**STATED TASK:**
Where a line of the listing below includes the word "Panther", reproduce that line.

**Dataset records:**

>>>>

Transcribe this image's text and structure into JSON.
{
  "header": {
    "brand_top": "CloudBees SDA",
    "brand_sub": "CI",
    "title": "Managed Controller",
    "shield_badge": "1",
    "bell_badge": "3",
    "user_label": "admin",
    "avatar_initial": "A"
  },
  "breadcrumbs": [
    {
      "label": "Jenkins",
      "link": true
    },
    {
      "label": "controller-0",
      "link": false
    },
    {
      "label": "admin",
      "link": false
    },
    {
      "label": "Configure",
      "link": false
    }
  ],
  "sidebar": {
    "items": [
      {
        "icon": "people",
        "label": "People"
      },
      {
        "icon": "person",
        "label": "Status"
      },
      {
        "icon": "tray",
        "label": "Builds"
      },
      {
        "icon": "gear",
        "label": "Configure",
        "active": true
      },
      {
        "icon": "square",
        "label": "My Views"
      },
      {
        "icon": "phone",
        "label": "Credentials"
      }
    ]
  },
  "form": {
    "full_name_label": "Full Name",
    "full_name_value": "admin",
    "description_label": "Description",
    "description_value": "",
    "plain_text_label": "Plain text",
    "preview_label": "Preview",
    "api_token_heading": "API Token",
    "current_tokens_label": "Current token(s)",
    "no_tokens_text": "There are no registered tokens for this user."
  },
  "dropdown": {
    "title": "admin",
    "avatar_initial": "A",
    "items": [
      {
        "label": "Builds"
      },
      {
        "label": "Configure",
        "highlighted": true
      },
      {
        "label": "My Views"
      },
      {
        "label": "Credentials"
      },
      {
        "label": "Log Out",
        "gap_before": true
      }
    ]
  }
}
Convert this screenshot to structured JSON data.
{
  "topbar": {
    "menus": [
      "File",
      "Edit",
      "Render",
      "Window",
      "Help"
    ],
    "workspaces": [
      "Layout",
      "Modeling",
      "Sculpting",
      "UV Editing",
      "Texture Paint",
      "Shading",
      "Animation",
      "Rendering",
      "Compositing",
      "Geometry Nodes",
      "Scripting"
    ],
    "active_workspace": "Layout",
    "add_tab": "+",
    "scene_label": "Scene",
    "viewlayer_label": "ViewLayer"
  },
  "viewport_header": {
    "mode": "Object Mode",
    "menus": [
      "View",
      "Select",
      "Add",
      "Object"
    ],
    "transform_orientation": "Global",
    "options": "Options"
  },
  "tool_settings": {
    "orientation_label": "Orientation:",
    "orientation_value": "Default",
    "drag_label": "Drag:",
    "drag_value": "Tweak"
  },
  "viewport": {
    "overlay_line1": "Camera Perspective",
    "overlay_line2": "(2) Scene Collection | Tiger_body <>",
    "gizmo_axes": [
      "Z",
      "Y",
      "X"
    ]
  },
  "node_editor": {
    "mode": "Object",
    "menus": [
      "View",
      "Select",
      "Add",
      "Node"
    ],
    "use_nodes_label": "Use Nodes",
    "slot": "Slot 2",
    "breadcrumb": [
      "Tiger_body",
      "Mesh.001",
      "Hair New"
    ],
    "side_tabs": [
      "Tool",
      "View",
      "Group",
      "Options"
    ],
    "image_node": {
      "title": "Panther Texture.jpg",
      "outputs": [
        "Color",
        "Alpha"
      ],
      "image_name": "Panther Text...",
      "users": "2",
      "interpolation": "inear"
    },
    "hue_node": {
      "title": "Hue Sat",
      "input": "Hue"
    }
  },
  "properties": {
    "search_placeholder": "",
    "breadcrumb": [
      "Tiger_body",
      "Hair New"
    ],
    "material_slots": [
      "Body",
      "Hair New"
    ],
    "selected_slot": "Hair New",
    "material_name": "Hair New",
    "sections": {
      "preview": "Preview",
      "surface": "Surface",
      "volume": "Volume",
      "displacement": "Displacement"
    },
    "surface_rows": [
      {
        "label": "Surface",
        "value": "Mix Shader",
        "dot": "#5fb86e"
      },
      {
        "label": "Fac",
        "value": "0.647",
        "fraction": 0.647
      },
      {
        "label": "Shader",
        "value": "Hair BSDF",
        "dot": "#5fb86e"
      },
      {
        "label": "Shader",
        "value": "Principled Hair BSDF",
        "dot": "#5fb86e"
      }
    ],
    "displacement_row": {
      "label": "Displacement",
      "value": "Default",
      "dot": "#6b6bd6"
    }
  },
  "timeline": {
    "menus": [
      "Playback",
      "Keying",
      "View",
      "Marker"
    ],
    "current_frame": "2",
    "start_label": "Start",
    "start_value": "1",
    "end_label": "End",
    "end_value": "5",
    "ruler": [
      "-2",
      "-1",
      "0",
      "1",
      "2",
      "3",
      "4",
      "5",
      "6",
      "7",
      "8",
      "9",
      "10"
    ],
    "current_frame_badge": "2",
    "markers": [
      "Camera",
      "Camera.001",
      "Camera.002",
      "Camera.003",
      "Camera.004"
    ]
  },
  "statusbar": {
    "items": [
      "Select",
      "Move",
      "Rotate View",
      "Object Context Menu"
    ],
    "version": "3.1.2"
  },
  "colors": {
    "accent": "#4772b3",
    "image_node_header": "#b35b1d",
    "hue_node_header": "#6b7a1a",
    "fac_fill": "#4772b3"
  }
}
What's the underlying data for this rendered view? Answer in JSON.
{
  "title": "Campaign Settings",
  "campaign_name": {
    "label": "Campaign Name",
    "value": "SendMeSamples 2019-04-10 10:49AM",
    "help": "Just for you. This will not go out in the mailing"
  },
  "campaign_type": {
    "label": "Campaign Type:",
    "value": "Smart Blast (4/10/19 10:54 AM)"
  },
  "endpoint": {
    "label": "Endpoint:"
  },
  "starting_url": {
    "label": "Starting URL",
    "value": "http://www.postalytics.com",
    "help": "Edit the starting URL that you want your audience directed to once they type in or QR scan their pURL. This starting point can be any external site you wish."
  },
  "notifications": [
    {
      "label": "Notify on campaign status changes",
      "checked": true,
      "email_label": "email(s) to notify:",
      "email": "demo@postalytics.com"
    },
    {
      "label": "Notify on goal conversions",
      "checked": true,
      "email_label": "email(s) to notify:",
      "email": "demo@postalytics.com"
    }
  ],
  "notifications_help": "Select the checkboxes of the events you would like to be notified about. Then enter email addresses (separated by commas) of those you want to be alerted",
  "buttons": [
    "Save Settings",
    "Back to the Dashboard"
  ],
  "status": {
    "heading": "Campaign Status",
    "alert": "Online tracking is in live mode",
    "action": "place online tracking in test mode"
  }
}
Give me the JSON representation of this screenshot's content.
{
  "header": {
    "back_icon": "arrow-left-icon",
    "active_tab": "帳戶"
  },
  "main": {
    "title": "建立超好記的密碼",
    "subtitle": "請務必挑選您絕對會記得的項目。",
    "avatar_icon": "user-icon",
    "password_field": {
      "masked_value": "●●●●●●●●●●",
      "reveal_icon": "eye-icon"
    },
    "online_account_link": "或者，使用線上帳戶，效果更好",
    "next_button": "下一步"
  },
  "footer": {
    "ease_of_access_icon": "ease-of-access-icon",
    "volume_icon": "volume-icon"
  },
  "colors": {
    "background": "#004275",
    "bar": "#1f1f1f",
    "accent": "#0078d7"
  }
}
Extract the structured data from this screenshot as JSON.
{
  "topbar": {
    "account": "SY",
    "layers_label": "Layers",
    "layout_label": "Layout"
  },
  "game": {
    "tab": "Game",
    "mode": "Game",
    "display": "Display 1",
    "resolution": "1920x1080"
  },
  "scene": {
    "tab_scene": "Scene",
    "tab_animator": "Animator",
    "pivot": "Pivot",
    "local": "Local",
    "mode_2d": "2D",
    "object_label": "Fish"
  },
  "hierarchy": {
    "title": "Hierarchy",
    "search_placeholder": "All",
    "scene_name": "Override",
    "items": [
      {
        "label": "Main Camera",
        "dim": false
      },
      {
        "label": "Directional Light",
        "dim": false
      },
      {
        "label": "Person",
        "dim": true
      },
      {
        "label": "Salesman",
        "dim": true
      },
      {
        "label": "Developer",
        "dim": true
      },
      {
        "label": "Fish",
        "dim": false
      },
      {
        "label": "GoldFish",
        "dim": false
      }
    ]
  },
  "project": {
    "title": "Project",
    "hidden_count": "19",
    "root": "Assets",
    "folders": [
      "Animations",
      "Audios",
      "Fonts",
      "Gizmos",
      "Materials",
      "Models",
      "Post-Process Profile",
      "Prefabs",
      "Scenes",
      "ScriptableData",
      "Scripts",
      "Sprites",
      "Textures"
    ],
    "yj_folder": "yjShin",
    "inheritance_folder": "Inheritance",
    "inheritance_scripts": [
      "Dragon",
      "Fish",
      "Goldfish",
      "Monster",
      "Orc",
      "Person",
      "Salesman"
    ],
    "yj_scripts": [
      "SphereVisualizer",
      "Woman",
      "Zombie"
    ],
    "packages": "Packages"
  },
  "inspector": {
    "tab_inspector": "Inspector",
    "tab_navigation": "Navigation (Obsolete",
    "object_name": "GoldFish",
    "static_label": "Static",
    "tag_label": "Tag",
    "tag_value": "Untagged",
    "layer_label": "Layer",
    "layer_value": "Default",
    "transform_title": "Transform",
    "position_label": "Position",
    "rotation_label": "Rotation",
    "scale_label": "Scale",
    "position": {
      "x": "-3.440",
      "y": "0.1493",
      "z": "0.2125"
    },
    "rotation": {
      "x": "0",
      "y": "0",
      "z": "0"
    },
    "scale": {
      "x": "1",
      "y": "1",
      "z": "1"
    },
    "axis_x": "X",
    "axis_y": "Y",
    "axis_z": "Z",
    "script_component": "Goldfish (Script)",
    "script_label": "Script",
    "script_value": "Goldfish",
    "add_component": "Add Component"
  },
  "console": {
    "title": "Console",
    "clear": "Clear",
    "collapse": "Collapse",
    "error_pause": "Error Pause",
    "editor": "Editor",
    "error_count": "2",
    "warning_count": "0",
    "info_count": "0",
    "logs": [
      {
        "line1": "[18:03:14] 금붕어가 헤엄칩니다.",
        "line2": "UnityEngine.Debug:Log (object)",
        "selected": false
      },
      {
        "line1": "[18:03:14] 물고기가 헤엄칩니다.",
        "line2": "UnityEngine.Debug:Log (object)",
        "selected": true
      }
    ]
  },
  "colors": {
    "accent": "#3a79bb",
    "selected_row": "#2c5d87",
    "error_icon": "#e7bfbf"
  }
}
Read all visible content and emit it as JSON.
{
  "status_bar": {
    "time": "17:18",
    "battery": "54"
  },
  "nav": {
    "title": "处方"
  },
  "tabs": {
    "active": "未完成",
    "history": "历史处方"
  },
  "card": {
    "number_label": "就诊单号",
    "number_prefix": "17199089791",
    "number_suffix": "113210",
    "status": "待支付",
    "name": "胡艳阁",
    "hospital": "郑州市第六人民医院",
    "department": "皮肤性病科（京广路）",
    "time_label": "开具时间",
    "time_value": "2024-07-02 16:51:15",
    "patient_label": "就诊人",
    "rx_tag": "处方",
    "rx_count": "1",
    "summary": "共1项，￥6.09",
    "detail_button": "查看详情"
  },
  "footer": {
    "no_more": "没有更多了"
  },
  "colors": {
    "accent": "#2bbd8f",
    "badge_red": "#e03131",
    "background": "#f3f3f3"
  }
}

<<<<

**SOLVED PROBLEM:**
      "title": "Panther Texture.jpg",
      "image_name": "Panther Text...",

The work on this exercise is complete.